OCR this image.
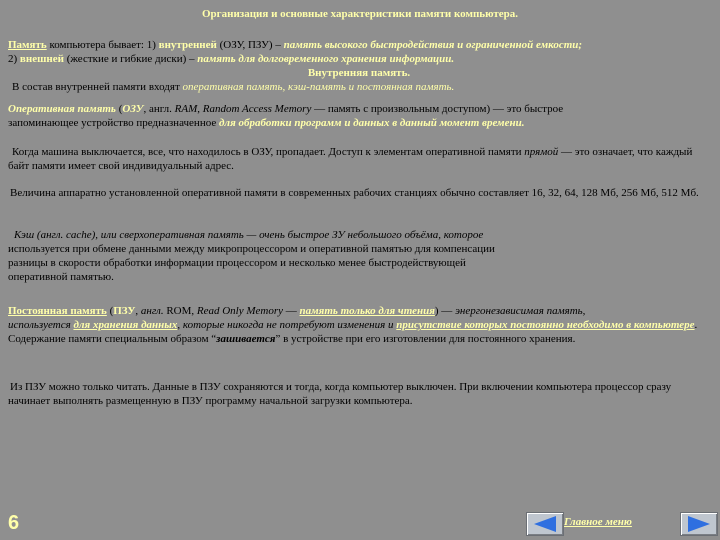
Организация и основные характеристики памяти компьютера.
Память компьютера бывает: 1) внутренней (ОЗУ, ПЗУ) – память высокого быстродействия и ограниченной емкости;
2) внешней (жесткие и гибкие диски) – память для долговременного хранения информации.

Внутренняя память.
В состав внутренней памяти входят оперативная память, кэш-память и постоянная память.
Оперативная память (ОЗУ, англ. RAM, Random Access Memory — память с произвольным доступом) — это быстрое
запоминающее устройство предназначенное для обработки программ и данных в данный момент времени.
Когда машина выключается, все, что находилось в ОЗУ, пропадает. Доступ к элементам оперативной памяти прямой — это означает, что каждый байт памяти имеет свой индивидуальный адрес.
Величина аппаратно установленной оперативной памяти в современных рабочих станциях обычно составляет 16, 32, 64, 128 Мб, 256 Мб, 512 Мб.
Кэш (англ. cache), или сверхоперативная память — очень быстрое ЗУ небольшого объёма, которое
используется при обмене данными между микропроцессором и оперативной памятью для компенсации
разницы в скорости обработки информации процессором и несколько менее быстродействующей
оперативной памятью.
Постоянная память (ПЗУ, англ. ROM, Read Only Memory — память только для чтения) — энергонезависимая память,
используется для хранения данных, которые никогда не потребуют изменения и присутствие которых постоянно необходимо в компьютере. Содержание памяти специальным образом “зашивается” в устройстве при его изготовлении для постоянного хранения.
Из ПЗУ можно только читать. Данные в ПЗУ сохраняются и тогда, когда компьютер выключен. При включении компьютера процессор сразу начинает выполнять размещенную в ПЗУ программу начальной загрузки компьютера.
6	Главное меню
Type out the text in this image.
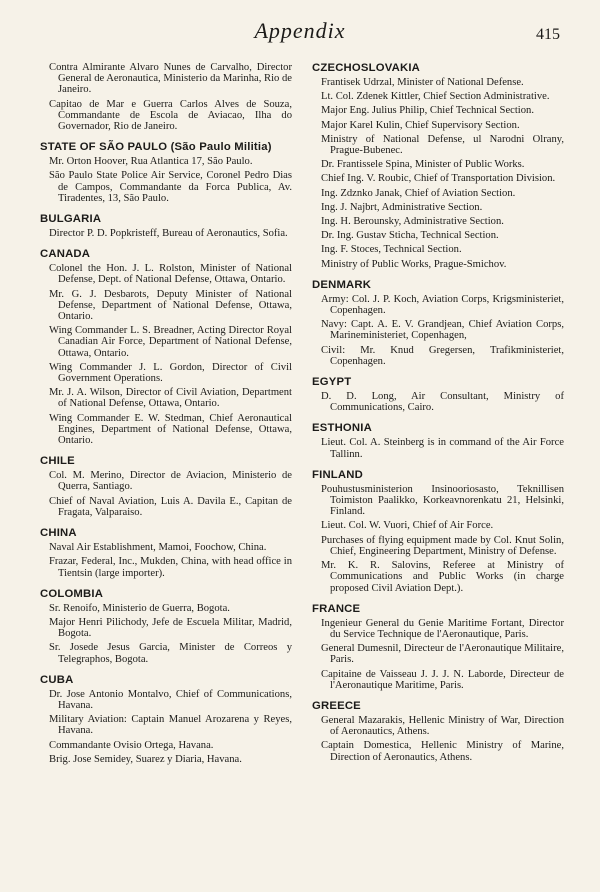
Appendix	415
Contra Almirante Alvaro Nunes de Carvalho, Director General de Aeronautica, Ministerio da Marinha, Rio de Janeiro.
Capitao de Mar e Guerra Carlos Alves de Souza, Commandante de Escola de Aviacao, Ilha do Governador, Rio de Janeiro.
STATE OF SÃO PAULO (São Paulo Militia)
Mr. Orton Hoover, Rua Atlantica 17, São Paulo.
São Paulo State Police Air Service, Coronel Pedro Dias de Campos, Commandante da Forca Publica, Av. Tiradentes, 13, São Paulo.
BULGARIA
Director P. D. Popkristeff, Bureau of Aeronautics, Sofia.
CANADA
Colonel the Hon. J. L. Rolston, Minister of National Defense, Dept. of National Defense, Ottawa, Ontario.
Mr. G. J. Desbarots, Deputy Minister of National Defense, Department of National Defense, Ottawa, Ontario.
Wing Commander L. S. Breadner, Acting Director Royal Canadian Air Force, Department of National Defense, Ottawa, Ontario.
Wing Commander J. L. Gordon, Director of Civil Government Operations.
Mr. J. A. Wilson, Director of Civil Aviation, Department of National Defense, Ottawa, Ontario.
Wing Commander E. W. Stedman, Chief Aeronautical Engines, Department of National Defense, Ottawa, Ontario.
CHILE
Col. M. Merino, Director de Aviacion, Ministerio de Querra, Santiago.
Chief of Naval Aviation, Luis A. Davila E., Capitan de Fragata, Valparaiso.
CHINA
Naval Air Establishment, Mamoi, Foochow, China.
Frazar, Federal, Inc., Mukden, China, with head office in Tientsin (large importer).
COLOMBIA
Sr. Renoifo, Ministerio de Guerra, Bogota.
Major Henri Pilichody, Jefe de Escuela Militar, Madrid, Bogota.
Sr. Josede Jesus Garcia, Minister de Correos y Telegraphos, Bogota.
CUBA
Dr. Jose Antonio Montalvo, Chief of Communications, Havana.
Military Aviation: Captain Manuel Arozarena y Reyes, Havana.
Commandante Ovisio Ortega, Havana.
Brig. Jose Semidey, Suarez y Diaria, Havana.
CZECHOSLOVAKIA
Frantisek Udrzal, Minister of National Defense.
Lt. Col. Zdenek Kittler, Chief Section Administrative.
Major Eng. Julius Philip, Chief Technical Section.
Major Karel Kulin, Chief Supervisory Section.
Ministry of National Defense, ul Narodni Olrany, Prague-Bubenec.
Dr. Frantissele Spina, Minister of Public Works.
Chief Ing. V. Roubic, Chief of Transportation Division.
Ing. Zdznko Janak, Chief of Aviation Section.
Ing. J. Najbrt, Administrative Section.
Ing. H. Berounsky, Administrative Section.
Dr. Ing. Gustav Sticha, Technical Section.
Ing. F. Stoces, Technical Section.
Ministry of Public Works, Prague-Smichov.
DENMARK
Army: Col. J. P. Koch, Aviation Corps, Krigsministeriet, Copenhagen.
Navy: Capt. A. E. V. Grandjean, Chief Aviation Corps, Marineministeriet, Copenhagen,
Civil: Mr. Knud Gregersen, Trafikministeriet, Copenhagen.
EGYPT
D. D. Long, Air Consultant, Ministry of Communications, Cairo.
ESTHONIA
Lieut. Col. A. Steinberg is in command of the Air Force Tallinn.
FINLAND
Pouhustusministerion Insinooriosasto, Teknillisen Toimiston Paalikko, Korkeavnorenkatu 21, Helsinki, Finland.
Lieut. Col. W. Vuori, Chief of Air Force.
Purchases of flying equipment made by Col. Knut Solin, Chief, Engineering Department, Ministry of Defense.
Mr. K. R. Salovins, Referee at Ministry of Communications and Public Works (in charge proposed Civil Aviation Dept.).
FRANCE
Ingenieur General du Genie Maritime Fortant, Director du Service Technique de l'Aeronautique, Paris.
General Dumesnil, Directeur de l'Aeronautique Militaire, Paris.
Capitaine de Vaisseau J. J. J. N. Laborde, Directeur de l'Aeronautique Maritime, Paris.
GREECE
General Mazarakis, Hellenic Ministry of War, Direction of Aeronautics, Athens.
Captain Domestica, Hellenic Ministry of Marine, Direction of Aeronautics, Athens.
=====
## Set exercise
Go through the listing above and write it all out exactly, leaving out any picture.

## Correct response
OCR this image.
Организация и основные характеристики памяти компьютера.
Память компьютера бывает: 1) внутренней (ОЗУ, ПЗУ) – память высокого быстродействия и ограниченной емкости;
2) внешней (жесткие и гибкие диски) – память для долговременного хранения информации.

Внутренняя память.
В состав внутренней памяти входят оперативная память, кэш-память и постоянная память.
Оперативная память (ОЗУ, англ. RAM, Random Access Memory — память с произвольным доступом) — это быстрое
запоминающее устройство предназначенное для обработки программ и данных в данный момент времени.
Когда машина выключается, все, что находилось в ОЗУ, пропадает. Доступ к элементам оперативной памяти прямой — это означает, что каждый байт памяти имеет свой индивидуальный адрес.
Величина аппаратно установленной оперативной памяти в современных рабочих станциях обычно составляет 16, 32, 64, 128 Мб, 256 Мб, 512 Мб.
Кэш (англ. cache), или сверхоперативная память — очень быстрое ЗУ небольшого объёма, которое
используется при обмене данными между микропроцессором и оперативной памятью для компенсации
разницы в скорости обработки информации процессором и несколько менее быстродействующей
оперативной памятью.
Постоянная память (ПЗУ, англ. ROM, Read Only Memory — память только для чтения) — энергонезависимая память,
используется для хранения данных, которые никогда не потребуют изменения и присутствие которых постоянно необходимо в компьютере. Содержание памяти специальным образом “зашивается” в устройстве при его изготовлении для постоянного хранения.
Из ПЗУ можно только читать. Данные в ПЗУ сохраняются и тогда, когда компьютер выключен. При включении компьютера процессор сразу начинает выполнять размещенную в ПЗУ программу начальной загрузки компьютера.
6	Главное меню
Type out the text in this image.
Appendix	415
Contra Almirante Alvaro Nunes de Carvalho, Director General de Aeronautica, Ministerio da Marinha, Rio de Janeiro.
Capitao de Mar e Guerra Carlos Alves de Souza, Commandante de Escola de Aviacao, Ilha do Governador, Rio de Janeiro.
STATE OF SÃO PAULO (São Paulo Militia)
Mr. Orton Hoover, Rua Atlantica 17, São Paulo.
São Paulo State Police Air Service, Coronel Pedro Dias de Campos, Commandante da Forca Publica, Av. Tiradentes, 13, São Paulo.
BULGARIA
Director P. D. Popkristeff, Bureau of Aeronautics, Sofia.
CANADA
Colonel the Hon. J. L. Rolston, Minister of National Defense, Dept. of National Defense, Ottawa, Ontario.
Mr. G. J. Desbarots, Deputy Minister of National Defense, Department of National Defense, Ottawa, Ontario.
Wing Commander L. S. Breadner, Acting Director Royal Canadian Air Force, Department of National Defense, Ottawa, Ontario.
Wing Commander J. L. Gordon, Director of Civil Government Operations.
Mr. J. A. Wilson, Director of Civil Aviation, Department of National Defense, Ottawa, Ontario.
Wing Commander E. W. Stedman, Chief Aeronautical Engines, Department of National Defense, Ottawa, Ontario.
CHILE
Col. M. Merino, Director de Aviacion, Ministerio de Querra, Santiago.
Chief of Naval Aviation, Luis A. Davila E., Capitan de Fragata, Valparaiso.
CHINA
Naval Air Establishment, Mamoi, Foochow, China.
Frazar, Federal, Inc., Mukden, China, with head office in Tientsin (large importer).
COLOMBIA
Sr. Renoifo, Ministerio de Guerra, Bogota.
Major Henri Pilichody, Jefe de Escuela Militar, Madrid, Bogota.
Sr. Josede Jesus Garcia, Minister de Correos y Telegraphos, Bogota.
CUBA
Dr. Jose Antonio Montalvo, Chief of Communications, Havana.
Military Aviation: Captain Manuel Arozarena y Reyes, Havana.
Commandante Ovisio Ortega, Havana.
Brig. Jose Semidey, Suarez y Diaria, Havana.
CZECHOSLOVAKIA
Frantisek Udrzal, Minister of National Defense.
Lt. Col. Zdenek Kittler, Chief Section Administrative.
Major Eng. Julius Philip, Chief Technical Section.
Major Karel Kulin, Chief Supervisory Section.
Ministry of National Defense, ul Narodni Olrany, Prague-Bubenec.
Dr. Frantissele Spina, Minister of Public Works.
Chief Ing. V. Roubic, Chief of Transportation Division.
Ing. Zdznko Janak, Chief of Aviation Section.
Ing. J. Najbrt, Administrative Section.
Ing. H. Berounsky, Administrative Section.
Dr. Ing. Gustav Sticha, Technical Section.
Ing. F. Stoces, Technical Section.
Ministry of Public Works, Prague-Smichov.
DENMARK
Army: Col. J. P. Koch, Aviation Corps, Krigsministeriet, Copenhagen.
Navy: Capt. A. E. V. Grandjean, Chief Aviation Corps, Marineministeriet, Copenhagen,
Civil: Mr. Knud Gregersen, Trafikministeriet, Copenhagen.
EGYPT
D. D. Long, Air Consultant, Ministry of Communications, Cairo.
ESTHONIA
Lieut. Col. A. Steinberg is in command of the Air Force Tallinn.
FINLAND
Pouhustusministerion Insinooriosasto, Teknillisen Toimiston Paalikko, Korkeavnorenkatu 21, Helsinki, Finland.
Lieut. Col. W. Vuori, Chief of Air Force.
Purchases of flying equipment made by Col. Knut Solin, Chief, Engineering Department, Ministry of Defense.
Mr. K. R. Salovins, Referee at Ministry of Communications and Public Works (in charge proposed Civil Aviation Dept.).
FRANCE
Ingenieur General du Genie Maritime Fortant, Director du Service Technique de l'Aeronautique, Paris.
General Dumesnil, Directeur de l'Aeronautique Militaire, Paris.
Capitaine de Vaisseau J. J. J. N. Laborde, Directeur de l'Aeronautique Maritime, Paris.
GREECE
General Mazarakis, Hellenic Ministry of War, Direction of Aeronautics, Athens.
Captain Domestica, Hellenic Ministry of Marine, Direction of Aeronautics, Athens.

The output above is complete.